INSTRUCTIONS FOR THE TASK >> Where a line in the listing below contains the word "temperature", copy that line.

## BEGIN DATA EXTRACT

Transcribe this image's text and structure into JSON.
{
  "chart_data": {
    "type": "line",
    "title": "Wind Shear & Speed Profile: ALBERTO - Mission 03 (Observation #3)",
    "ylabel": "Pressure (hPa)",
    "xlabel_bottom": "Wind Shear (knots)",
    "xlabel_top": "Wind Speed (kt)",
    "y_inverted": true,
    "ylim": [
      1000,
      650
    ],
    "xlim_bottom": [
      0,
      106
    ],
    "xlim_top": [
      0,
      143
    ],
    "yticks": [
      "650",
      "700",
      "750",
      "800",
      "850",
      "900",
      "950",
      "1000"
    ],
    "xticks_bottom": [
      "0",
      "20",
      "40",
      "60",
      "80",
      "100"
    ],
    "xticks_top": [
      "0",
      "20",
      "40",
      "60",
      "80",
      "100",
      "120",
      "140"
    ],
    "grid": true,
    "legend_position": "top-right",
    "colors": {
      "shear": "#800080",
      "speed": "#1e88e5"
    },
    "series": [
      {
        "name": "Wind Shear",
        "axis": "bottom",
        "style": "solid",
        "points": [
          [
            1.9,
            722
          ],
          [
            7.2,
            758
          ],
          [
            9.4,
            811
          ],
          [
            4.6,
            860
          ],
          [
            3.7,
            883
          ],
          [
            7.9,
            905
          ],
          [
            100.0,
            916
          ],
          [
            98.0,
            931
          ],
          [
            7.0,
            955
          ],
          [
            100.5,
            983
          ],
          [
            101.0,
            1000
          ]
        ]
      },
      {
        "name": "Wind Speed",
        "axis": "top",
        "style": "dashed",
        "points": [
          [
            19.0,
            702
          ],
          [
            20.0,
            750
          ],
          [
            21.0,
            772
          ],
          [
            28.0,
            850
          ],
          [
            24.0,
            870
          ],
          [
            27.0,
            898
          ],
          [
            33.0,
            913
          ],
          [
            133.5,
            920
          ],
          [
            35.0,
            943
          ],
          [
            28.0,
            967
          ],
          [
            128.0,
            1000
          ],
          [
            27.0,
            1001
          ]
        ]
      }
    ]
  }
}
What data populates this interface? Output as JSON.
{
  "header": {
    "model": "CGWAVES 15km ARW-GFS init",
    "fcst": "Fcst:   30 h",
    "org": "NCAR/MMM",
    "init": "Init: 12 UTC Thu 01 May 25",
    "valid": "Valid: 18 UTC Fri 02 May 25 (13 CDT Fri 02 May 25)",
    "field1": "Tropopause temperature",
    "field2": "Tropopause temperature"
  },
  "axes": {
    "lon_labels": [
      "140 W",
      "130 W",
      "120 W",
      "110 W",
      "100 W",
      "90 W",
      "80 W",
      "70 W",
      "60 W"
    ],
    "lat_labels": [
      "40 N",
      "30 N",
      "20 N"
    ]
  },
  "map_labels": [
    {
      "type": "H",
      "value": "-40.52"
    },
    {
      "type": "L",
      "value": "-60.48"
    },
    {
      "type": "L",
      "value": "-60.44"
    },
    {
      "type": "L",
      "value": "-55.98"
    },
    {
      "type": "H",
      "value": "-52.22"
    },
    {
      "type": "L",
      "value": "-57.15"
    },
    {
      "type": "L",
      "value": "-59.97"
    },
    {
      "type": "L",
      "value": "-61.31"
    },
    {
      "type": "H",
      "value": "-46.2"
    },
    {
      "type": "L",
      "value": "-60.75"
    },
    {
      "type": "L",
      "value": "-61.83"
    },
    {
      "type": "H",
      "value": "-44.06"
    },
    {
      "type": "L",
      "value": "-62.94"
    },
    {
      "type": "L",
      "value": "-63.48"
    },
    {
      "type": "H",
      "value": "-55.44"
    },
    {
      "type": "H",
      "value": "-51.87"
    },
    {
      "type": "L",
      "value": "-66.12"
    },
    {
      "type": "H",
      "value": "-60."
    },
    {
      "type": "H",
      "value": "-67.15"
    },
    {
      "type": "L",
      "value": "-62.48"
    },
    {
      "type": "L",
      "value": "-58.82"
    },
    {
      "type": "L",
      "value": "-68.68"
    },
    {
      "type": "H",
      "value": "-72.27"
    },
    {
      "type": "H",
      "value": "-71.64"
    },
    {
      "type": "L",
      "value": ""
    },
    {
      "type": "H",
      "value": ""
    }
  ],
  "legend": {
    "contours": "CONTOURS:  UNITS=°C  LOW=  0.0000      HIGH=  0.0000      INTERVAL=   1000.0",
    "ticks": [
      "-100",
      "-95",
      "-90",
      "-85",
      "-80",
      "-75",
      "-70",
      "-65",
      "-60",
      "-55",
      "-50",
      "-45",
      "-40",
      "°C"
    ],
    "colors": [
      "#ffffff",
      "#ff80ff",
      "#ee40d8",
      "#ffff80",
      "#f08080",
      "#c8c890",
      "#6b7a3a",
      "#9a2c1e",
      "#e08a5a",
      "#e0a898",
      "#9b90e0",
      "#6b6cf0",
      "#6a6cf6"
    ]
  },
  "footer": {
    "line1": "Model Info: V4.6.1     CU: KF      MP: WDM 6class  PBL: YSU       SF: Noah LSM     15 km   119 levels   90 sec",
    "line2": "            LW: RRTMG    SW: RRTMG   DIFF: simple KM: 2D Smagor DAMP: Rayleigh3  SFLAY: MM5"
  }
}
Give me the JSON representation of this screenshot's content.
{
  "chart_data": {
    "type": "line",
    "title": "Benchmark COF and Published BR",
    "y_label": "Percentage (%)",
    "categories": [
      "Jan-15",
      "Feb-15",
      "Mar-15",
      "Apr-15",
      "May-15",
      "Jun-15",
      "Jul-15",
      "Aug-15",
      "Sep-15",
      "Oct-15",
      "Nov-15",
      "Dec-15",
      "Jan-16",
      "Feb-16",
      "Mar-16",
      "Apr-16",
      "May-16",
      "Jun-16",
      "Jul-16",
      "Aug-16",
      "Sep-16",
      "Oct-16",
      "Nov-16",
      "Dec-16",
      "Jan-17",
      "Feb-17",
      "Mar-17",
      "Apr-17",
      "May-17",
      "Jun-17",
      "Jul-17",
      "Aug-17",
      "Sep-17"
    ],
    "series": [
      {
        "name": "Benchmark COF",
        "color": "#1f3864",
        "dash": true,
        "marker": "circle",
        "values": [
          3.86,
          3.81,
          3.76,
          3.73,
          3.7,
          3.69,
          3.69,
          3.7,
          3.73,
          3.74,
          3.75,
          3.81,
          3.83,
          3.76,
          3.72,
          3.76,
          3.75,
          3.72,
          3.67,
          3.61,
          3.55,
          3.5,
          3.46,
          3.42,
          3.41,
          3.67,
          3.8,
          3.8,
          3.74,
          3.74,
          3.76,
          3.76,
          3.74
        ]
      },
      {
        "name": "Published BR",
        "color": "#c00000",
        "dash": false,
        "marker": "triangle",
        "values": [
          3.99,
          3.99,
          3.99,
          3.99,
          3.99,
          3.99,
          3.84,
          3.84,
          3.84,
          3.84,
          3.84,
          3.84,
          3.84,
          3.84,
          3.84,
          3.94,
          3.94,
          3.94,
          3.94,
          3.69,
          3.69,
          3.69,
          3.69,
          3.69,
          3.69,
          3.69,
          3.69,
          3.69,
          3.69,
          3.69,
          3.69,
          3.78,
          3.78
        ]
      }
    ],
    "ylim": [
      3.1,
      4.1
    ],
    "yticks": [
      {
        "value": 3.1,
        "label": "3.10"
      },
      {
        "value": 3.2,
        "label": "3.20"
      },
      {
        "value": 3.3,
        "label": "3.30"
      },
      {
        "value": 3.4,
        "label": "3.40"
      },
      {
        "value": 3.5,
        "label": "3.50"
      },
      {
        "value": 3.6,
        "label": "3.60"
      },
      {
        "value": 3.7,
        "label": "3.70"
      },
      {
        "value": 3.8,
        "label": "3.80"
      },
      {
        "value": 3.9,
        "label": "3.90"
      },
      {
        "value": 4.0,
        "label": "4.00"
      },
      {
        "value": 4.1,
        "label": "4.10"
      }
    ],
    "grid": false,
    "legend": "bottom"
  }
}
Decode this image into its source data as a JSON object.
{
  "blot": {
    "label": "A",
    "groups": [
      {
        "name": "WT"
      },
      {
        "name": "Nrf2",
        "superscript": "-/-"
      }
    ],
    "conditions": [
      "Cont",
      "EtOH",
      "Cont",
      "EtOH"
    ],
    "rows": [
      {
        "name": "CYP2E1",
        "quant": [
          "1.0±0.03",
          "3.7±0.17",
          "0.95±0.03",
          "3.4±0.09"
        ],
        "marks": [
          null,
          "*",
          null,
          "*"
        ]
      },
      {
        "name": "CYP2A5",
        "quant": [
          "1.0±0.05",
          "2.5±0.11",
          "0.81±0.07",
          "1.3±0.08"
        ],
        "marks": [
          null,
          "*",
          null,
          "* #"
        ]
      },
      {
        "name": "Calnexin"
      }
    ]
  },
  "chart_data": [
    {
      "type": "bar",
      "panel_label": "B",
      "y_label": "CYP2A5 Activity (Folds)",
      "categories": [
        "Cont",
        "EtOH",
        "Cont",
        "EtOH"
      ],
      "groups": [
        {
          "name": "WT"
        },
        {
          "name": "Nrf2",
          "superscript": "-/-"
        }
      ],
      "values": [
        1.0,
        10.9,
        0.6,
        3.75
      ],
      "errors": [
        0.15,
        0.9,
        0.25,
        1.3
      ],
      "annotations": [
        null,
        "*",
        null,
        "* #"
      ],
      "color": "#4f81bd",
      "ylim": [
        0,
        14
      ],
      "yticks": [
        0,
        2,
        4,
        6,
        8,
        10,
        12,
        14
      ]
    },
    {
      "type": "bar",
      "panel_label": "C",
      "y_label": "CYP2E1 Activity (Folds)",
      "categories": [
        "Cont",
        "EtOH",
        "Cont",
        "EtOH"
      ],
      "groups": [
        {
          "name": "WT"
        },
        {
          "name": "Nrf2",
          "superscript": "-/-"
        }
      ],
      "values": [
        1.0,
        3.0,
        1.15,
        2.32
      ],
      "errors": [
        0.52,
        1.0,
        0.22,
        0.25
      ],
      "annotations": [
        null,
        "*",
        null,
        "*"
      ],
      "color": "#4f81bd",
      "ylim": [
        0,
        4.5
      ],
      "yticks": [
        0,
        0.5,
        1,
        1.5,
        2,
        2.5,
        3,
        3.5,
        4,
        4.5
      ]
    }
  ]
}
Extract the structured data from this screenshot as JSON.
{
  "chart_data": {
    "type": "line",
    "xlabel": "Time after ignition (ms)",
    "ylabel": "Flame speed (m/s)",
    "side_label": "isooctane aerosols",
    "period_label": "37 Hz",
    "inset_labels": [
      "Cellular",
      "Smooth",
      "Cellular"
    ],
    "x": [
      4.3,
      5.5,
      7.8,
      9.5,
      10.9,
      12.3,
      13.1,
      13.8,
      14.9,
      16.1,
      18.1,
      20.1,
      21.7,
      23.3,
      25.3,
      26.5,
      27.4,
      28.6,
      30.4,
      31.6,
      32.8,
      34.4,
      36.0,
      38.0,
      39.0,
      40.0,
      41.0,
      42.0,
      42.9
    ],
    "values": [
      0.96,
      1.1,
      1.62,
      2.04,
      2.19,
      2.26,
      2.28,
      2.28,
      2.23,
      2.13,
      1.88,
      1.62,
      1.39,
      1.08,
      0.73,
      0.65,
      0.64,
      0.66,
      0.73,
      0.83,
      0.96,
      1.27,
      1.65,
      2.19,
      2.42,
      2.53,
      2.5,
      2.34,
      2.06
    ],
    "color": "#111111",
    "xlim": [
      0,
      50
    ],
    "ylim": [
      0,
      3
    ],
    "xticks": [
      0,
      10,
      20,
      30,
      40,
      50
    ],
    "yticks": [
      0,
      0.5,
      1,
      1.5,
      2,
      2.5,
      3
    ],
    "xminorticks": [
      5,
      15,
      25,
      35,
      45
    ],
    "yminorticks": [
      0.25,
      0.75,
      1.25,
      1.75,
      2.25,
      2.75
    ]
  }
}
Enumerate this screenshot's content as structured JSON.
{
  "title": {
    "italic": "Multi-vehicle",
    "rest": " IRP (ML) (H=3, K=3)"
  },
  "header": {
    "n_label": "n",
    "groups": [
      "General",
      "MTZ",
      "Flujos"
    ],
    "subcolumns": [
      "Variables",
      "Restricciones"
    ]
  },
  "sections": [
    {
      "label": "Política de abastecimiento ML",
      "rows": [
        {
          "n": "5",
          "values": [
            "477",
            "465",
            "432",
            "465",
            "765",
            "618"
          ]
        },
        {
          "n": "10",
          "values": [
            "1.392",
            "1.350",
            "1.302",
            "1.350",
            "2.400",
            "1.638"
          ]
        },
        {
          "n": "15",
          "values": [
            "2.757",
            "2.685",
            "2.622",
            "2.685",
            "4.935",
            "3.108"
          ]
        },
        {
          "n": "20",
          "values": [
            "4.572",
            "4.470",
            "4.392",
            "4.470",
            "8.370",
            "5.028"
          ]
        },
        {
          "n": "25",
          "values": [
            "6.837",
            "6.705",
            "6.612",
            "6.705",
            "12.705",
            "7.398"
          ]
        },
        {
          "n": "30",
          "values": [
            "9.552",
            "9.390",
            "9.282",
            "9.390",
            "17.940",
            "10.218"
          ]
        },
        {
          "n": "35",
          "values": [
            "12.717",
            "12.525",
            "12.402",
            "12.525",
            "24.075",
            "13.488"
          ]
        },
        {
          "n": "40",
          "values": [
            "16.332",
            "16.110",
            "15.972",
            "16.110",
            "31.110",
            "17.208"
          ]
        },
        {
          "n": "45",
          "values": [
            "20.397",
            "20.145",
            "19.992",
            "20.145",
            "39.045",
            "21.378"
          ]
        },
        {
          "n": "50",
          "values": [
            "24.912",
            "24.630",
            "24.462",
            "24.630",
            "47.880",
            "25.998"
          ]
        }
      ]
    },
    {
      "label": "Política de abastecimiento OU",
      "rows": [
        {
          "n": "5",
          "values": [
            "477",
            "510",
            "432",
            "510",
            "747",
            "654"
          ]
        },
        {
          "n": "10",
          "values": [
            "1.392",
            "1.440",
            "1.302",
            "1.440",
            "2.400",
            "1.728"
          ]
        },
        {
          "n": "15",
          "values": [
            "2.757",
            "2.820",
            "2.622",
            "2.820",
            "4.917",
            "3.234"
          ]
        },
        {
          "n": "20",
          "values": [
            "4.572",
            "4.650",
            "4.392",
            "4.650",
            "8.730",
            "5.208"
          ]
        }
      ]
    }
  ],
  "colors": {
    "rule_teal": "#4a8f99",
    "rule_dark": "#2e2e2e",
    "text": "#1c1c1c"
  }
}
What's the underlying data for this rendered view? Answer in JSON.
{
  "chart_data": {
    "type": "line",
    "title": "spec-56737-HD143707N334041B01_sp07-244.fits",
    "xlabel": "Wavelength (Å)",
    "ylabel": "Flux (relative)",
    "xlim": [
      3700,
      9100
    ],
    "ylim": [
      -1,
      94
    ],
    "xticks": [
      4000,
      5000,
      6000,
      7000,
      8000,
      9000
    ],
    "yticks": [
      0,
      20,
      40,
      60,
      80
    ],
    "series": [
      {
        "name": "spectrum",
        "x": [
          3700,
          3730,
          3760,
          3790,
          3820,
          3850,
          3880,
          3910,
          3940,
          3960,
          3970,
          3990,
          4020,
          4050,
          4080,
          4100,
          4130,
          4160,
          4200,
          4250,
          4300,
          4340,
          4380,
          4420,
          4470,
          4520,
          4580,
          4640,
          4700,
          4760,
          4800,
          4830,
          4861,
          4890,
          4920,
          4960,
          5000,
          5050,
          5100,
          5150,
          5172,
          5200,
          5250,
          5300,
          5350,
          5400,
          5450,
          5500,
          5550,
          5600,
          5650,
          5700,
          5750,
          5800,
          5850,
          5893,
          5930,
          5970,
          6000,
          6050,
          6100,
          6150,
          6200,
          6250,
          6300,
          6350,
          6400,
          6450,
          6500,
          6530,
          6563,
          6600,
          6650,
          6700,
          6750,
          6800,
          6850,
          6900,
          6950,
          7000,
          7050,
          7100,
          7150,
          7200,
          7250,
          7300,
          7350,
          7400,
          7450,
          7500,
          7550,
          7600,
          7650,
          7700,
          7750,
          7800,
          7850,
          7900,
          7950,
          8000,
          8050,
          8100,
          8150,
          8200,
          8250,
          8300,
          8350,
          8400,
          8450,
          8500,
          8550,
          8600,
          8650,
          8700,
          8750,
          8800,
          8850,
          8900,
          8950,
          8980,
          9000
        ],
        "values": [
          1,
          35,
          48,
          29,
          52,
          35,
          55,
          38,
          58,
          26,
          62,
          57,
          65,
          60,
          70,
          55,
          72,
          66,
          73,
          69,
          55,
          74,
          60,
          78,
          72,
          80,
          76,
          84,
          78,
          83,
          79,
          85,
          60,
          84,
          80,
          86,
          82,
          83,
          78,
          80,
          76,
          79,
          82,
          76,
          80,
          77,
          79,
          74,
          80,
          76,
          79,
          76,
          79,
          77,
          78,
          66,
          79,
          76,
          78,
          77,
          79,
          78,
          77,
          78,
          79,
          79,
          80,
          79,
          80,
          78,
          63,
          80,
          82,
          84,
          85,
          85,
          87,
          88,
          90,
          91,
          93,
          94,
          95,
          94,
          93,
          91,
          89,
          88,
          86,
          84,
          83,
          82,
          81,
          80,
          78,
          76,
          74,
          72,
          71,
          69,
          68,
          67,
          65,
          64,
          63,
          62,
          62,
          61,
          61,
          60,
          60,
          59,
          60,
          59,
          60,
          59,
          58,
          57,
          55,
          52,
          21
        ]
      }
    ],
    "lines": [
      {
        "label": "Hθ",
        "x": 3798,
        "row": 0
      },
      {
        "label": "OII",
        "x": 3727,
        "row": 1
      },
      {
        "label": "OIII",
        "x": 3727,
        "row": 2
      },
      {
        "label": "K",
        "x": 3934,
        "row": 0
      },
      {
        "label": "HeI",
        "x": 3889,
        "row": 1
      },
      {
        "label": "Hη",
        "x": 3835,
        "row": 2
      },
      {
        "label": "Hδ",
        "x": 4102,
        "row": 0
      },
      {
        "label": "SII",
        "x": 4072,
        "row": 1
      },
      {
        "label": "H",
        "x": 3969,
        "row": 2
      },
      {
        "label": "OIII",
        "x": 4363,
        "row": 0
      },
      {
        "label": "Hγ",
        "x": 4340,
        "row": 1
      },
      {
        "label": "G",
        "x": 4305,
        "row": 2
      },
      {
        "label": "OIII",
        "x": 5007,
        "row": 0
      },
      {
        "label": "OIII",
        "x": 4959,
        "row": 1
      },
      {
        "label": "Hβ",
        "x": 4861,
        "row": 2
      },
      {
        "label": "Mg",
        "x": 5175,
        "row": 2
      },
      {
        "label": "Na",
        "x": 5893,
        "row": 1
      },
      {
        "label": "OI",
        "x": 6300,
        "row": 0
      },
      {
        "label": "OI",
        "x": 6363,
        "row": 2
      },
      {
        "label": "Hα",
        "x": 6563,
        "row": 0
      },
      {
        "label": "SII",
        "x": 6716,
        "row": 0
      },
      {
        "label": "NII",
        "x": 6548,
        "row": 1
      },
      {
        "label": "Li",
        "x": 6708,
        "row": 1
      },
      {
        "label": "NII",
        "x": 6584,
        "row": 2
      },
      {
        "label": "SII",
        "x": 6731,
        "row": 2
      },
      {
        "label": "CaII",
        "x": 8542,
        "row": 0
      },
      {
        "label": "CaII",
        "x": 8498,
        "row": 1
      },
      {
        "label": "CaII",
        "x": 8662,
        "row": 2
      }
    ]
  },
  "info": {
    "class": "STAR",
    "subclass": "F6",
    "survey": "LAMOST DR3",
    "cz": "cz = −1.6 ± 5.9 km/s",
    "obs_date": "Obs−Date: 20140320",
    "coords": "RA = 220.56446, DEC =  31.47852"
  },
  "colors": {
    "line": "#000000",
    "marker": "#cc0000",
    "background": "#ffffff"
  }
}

## END DATA EXTRACT

ANSWER >>
    "field1": "Tropopause temperature",
    "field2": "Tropopause temperature"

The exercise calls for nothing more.